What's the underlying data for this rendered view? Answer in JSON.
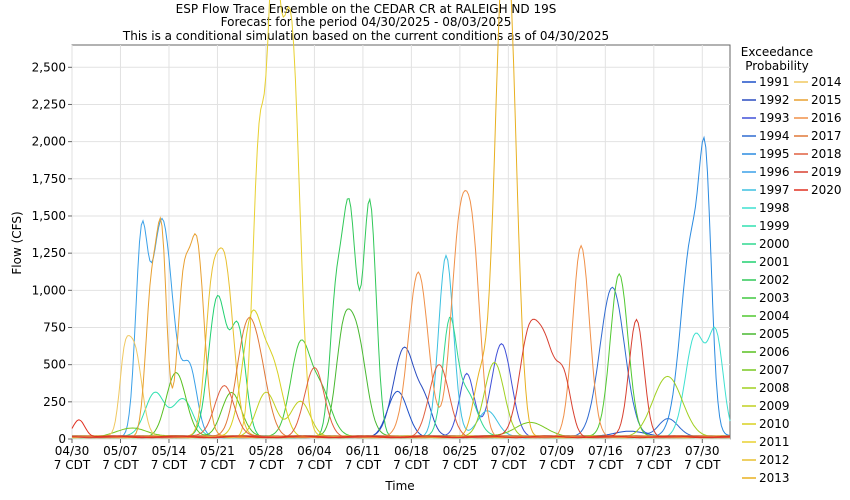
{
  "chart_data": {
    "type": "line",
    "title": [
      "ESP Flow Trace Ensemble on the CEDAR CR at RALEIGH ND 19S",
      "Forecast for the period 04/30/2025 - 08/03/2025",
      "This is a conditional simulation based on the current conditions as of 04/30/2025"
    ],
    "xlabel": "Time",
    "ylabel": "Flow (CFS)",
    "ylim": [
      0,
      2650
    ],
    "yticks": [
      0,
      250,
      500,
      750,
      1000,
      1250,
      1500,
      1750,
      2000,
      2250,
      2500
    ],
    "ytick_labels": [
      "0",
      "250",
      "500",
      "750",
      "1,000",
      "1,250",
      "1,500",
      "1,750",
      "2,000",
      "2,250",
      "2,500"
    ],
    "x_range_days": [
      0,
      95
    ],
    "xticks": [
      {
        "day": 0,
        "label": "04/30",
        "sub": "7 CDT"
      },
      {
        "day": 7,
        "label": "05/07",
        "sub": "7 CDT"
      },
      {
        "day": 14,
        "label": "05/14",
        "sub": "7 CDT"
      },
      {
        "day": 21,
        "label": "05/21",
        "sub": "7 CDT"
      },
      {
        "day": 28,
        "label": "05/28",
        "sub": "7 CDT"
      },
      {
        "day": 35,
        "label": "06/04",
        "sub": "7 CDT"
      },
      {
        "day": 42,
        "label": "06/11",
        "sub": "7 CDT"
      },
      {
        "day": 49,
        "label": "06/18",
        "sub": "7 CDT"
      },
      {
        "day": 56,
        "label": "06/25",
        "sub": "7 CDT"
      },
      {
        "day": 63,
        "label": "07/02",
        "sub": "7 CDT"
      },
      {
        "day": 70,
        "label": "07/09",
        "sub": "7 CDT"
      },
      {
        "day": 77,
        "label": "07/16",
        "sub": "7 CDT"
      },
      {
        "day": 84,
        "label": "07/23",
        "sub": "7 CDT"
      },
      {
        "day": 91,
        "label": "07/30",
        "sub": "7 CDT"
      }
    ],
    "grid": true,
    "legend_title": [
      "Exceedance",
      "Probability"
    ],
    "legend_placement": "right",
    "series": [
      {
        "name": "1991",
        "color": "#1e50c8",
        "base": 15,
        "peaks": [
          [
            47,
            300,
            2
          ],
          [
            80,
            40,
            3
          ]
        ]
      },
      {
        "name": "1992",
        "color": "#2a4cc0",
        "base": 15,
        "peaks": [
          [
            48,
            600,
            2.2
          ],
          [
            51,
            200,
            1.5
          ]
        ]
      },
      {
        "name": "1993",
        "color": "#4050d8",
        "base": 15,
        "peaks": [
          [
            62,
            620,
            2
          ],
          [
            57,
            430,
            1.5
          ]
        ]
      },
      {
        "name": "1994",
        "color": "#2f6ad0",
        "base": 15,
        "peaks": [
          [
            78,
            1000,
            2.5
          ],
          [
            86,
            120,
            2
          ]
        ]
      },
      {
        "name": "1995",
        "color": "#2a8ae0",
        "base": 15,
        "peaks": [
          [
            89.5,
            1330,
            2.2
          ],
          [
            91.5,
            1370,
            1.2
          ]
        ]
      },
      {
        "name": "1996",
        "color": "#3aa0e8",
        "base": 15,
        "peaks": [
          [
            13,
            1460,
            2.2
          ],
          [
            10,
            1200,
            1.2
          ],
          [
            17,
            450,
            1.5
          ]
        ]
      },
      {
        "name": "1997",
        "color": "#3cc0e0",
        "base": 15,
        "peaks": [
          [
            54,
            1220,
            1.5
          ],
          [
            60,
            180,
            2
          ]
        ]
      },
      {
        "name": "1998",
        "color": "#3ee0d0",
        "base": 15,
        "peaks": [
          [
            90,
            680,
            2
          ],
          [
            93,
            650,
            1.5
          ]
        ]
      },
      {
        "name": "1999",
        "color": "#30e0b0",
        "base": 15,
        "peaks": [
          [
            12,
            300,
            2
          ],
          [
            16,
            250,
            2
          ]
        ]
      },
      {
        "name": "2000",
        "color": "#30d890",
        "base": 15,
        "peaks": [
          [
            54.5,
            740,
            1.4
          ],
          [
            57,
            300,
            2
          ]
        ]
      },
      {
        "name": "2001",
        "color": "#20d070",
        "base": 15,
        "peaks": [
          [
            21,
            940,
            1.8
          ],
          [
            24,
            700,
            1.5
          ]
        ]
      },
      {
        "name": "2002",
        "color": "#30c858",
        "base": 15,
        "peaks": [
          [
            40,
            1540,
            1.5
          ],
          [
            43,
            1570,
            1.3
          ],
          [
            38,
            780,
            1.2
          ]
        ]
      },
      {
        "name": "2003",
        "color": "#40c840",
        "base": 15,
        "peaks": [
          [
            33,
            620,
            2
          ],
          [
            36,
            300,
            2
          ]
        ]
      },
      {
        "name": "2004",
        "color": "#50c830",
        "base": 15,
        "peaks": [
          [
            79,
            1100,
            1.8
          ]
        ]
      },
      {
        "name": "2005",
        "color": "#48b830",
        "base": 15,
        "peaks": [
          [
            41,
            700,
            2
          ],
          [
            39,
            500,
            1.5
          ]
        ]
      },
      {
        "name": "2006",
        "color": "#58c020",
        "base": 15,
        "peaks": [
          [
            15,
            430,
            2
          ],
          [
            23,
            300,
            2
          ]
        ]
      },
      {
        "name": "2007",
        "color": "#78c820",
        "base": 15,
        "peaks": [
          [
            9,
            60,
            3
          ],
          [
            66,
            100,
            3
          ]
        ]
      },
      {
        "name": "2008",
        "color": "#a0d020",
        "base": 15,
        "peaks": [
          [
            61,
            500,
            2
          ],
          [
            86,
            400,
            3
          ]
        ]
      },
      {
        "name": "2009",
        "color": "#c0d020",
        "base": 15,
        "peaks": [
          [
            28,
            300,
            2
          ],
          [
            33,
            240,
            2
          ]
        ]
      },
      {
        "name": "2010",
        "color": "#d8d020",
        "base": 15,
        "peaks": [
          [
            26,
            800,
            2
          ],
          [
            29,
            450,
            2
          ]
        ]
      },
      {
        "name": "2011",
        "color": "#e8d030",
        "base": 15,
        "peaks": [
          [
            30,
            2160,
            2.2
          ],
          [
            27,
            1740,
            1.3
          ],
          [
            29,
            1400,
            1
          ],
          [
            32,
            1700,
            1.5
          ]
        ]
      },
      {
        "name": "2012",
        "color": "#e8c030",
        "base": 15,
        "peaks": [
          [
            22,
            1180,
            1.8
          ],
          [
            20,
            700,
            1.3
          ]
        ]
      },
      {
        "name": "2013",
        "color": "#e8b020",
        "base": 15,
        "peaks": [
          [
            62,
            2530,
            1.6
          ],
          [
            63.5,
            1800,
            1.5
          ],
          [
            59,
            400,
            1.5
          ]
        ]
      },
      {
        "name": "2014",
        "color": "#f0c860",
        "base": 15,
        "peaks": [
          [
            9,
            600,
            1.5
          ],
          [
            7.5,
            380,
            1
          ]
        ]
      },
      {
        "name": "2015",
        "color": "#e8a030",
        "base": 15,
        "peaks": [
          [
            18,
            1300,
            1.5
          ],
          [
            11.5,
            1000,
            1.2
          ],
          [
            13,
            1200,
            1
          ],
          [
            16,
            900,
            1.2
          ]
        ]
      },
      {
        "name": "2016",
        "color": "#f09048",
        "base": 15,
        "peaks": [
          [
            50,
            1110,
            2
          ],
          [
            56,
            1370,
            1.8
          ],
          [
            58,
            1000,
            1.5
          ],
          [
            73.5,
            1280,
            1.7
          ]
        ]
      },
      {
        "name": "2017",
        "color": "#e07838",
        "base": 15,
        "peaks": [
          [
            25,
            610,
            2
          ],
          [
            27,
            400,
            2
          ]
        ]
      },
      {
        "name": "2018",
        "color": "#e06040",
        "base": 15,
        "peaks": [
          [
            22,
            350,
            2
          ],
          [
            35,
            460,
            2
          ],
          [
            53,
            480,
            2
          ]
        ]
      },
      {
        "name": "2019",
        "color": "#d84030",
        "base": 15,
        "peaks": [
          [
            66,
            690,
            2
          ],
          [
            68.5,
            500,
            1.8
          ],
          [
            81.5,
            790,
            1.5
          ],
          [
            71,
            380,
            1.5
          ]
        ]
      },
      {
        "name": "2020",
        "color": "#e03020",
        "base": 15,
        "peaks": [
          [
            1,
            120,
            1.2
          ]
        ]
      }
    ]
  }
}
-----
* [GOAL]: Work out how many lines of the listing above include the word "Flow". Reply with nothing but the count.

* [TASK SOLUTION]: 2